Information given:
=-=-=-=-=
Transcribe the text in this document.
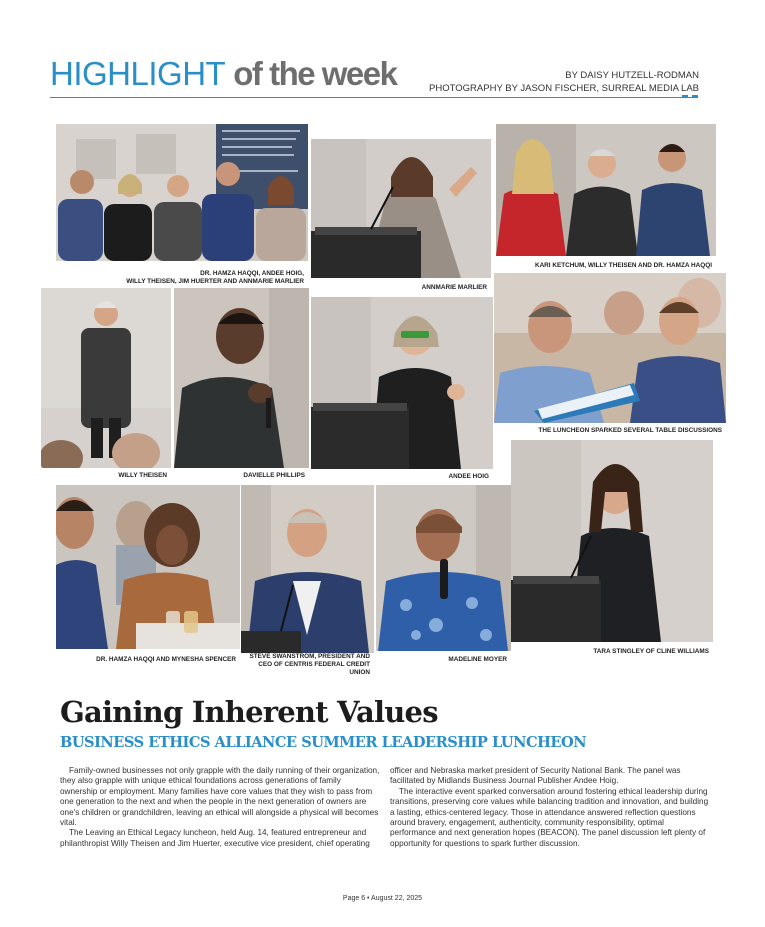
HIGHLIGHT of the week	BY DAISY HUTZELL-RODMAN
PHOTOGRAPHY BY JASON FISCHER, SURREAL MEDIA LAB
DR. HAMZA HAQQI, ANDEE HOIG,
WILLY THEISEN, JIM HUERTER AND ANNMARIE MARLIER
ANNMARIE MARLIER
KARI KETCHUM, WILLY THEISEN AND DR. HAMZA HAQQI
WILLY THEISEN	DAVIELLE PHILLIPS	ANDEE HOIG
THE LUNCHEON SPARKED SEVERAL TABLE DISCUSSIONS
DR. HAMZA HAQQI AND MYNESHA SPENCER	STEVE SWANSTROM, PRESIDENT AND
CEO OF CENTRIS FEDERAL CREDIT UNION
MADELINE MOYER
TARA STINGLEY OF CLINE WILLIAMS
Gaining Inherent Values
BUSINESS ETHICS ALLIANCE SUMMER LEADERSHIP LUNCHEON

Family-owned businesses not only grapple with the daily running of their organization, they also grapple with unique ethical foundations across generations of family ownership or employment. Many families have core values that they wish to pass from one generation to the next and when the people in the next generation of owners are one's children or grandchildren, leaving an ethical will alongside a physical will becomes vital.

The Leaving an Ethical Legacy luncheon, held Aug. 14, featured entrepreneur and philanthropist Willy Theisen and Jim Huerter, executive vice president, chief operating

officer and Nebraska market president of Security National Bank. The panel was facilitated by Midlands Business Journal Publisher Andee Hoig.

The interactive event sparked conversation around fostering ethical leadership during transitions, preserving core values while balancing tradition and innovation, and building a lasting, ethics-centered legacy. Those in attendance answered reflection questions around bravery, engagement, authenticity, community responsibility, optimal performance and next generation hopes (BEACON). The panel discussion left plenty of opportunity for questions to spark further discussion.

Page 6 • August 22, 2025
=-=-=-=-=
Instructions to follow:
Give all the entries again exactly, dropping each picture.

Finished answer:
Transcribe the text in this document.
HIGHLIGHT of the week	BY DAISY HUTZELL-RODMAN
PHOTOGRAPHY BY JASON FISCHER, SURREAL MEDIA LAB
DR. HAMZA HAQQI, ANDEE HOIG,
WILLY THEISEN, JIM HUERTER AND ANNMARIE MARLIER
ANNMARIE MARLIER
KARI KETCHUM, WILLY THEISEN AND DR. HAMZA HAQQI
WILLY THEISEN	DAVIELLE PHILLIPS	ANDEE HOIG
THE LUNCHEON SPARKED SEVERAL TABLE DISCUSSIONS
DR. HAMZA HAQQI AND MYNESHA SPENCER	STEVE SWANSTROM, PRESIDENT AND
CEO OF CENTRIS FEDERAL CREDIT UNION
MADELINE MOYER
TARA STINGLEY OF CLINE WILLIAMS
Gaining Inherent Values
BUSINESS ETHICS ALLIANCE SUMMER LEADERSHIP LUNCHEON

Family-owned businesses not only grapple with the daily running of their organization, they also grapple with unique ethical foundations across generations of family ownership or employment. Many families have core values that they wish to pass from one generation to the next and when the people in the next generation of owners are one's children or grandchildren, leaving an ethical will alongside a physical will becomes vital.

The Leaving an Ethical Legacy luncheon, held Aug. 14, featured entrepreneur and philanthropist Willy Theisen and Jim Huerter, executive vice president, chief operating

officer and Nebraska market president of Security National Bank. The panel was facilitated by Midlands Business Journal Publisher Andee Hoig.

The interactive event sparked conversation around fostering ethical leadership during transitions, preserving core values while balancing tradition and innovation, and building a lasting, ethics-centered legacy. Those in attendance answered reflection questions around bravery, engagement, authenticity, community responsibility, optimal performance and next generation hopes (BEACON). The panel discussion left plenty of opportunity for questions to spark further discussion.

Page 6 • August 22, 2025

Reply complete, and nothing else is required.